• [RECORD EXCERPTS]:

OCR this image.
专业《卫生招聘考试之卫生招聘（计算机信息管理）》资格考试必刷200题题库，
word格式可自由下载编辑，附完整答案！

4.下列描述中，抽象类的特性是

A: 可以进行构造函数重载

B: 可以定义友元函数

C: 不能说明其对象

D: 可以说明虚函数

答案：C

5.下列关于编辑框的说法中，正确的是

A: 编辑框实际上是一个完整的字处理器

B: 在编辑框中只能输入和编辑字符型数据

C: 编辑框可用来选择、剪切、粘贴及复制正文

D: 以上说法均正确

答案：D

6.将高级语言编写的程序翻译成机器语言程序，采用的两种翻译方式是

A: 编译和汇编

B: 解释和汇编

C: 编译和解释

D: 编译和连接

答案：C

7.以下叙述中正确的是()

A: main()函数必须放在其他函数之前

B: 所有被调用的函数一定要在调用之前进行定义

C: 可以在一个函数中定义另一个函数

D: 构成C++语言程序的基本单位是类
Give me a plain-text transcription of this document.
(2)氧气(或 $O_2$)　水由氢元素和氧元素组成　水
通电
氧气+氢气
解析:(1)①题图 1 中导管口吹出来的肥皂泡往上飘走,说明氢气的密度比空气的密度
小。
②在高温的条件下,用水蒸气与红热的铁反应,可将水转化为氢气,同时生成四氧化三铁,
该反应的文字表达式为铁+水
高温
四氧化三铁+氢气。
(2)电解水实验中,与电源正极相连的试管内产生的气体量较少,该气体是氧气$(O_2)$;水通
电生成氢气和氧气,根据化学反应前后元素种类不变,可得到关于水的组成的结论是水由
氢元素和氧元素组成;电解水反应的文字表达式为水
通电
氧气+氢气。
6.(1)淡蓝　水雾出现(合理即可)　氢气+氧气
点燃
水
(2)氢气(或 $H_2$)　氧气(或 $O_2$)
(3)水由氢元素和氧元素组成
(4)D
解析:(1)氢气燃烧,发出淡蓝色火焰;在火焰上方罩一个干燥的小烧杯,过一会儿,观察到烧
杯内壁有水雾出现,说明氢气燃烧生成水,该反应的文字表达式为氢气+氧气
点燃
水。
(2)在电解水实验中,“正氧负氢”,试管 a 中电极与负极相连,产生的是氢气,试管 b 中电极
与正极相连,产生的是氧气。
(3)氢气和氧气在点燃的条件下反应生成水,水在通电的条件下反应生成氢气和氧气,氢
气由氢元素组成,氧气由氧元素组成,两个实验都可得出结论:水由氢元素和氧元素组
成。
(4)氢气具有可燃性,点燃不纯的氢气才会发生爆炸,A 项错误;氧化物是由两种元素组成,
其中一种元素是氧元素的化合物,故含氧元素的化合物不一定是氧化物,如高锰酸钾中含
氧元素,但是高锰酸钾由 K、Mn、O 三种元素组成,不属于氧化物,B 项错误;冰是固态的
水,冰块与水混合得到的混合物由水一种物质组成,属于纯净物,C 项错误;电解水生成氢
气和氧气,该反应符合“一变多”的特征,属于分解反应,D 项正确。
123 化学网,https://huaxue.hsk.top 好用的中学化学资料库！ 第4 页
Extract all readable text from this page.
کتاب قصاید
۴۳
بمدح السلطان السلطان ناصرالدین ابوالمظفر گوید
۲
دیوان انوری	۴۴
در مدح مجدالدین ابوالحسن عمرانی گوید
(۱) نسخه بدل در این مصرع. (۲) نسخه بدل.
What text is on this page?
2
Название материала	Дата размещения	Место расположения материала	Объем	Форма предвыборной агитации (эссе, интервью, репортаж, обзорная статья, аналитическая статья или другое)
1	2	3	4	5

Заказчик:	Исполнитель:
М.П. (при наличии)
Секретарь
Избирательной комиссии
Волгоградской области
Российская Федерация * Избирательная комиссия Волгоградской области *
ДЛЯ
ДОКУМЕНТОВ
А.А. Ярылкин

• [EXERCISE DETAILS]: Keep only the lines from the one containing "Give me a plain-text" to the end of the entries, and repeat them exactly.

• [RESPONSE TO THIS TASK]:
Give me a plain-text transcription of this document.
(2)氧气(或 $O_2$)　水由氢元素和氧元素组成　水
通电
氧气+氢气
解析:(1)①题图 1 中导管口吹出来的肥皂泡往上飘走,说明氢气的密度比空气的密度
小。
②在高温的条件下,用水蒸气与红热的铁反应,可将水转化为氢气,同时生成四氧化三铁,
该反应的文字表达式为铁+水
高温
四氧化三铁+氢气。
(2)电解水实验中,与电源正极相连的试管内产生的气体量较少,该气体是氧气$(O_2)$;水通
电生成氢气和氧气,根据化学反应前后元素种类不变,可得到关于水的组成的结论是水由
氢元素和氧元素组成;电解水反应的文字表达式为水
通电
氧气+氢气。
6.(1)淡蓝　水雾出现(合理即可)　氢气+氧气
点燃
水
(2)氢气(或 $H_2$)　氧气(或 $O_2$)
(3)水由氢元素和氧元素组成
(4)D
解析:(1)氢气燃烧,发出淡蓝色火焰;在火焰上方罩一个干燥的小烧杯,过一会儿,观察到烧
杯内壁有水雾出现,说明氢气燃烧生成水,该反应的文字表达式为氢气+氧气
点燃
水。
(2)在电解水实验中,“正氧负氢”,试管 a 中电极与负极相连,产生的是氢气,试管 b 中电极
与正极相连,产生的是氧气。
(3)氢气和氧气在点燃的条件下反应生成水,水在通电的条件下反应生成氢气和氧气,氢
气由氢元素组成,氧气由氧元素组成,两个实验都可得出结论:水由氢元素和氧元素组
成。
(4)氢气具有可燃性,点燃不纯的氢气才会发生爆炸,A 项错误;氧化物是由两种元素组成,
其中一种元素是氧元素的化合物,故含氧元素的化合物不一定是氧化物,如高锰酸钾中含
氧元素,但是高锰酸钾由 K、Mn、O 三种元素组成,不属于氧化物,B 项错误;冰是固态的
水,冰块与水混合得到的混合物由水一种物质组成,属于纯净物,C 项错误;电解水生成氢
气和氧气,该反应符合“一变多”的特征,属于分解反应,D 项正确。
123 化学网,https://huaxue.hsk.top 好用的中学化学资料库！ 第4 页
Extract all readable text from this page.
کتاب قصاید
۴۳
بمدح السلطان السلطان ناصرالدین ابوالمظفر گوید
۲
دیوان انوری	۴۴
در مدح مجدالدین ابوالحسن عمرانی گوید
(۱) نسخه بدل در این مصرع. (۲) نسخه بدل.
What text is on this page?
2
Название материала	Дата размещения	Место расположения материала	Объем	Форма предвыборной агитации (эссе, интервью, репортаж, обзорная статья, аналитическая статья или другое)
1	2	3	4	5

Заказчик:	Исполнитель:
М.П. (при наличии)
Секретарь
Избирательной комиссии
Волгоградской области
Российская Федерация * Избирательная комиссия Волгоградской области *
ДЛЯ
ДОКУМЕНТОВ
А.А. Ярылкин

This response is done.